**** EXERCISE MATERIALS
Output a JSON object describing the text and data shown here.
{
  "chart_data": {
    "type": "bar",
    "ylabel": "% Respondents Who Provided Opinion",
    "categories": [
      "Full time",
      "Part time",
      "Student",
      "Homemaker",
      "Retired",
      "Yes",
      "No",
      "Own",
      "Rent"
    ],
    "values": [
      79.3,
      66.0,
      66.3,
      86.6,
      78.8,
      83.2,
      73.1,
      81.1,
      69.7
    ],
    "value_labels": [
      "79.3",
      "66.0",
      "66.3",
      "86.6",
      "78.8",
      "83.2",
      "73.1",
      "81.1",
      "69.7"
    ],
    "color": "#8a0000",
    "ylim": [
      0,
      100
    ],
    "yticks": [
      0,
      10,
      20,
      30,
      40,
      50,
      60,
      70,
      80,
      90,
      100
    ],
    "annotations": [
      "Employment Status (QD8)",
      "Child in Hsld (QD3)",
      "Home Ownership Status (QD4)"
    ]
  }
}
********
**** EXERCISE MATERIALS
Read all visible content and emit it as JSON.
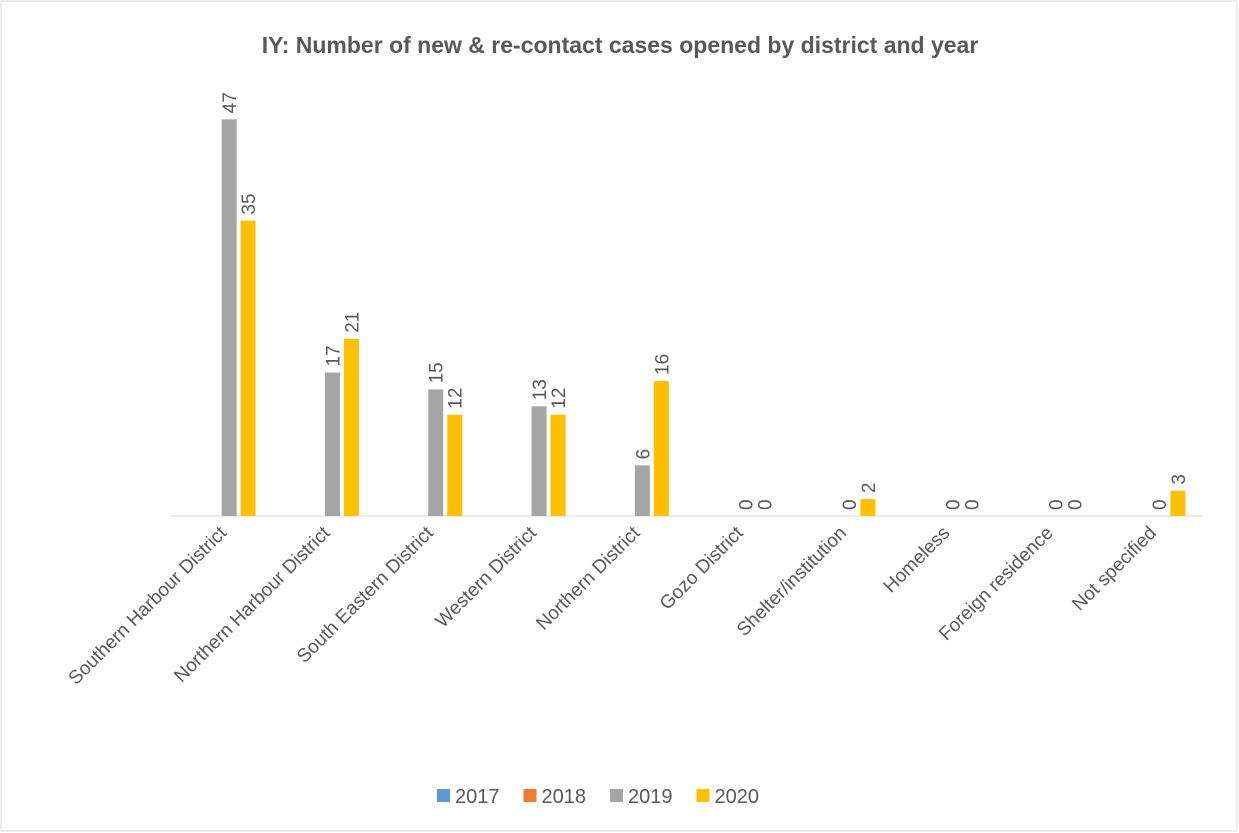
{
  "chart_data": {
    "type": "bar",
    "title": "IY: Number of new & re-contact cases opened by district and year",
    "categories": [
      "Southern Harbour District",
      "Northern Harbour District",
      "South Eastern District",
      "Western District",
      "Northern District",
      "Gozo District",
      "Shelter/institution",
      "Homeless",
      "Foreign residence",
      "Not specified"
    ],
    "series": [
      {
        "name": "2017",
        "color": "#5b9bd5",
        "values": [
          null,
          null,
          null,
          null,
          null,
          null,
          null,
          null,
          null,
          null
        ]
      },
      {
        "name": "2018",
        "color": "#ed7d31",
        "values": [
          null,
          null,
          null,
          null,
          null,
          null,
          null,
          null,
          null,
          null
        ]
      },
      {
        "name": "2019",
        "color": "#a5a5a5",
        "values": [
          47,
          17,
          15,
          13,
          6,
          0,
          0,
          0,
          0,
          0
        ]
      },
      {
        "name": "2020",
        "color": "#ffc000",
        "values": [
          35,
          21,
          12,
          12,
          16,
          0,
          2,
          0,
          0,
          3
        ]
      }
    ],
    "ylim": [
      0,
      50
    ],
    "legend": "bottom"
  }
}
********
> THE REQUEST: In the listing above, locate each line with "JSON" and copy it.

> CORRECT OUTPUT:
Output a JSON object describing the text and data shown here.
Read all visible content and emit it as JSON.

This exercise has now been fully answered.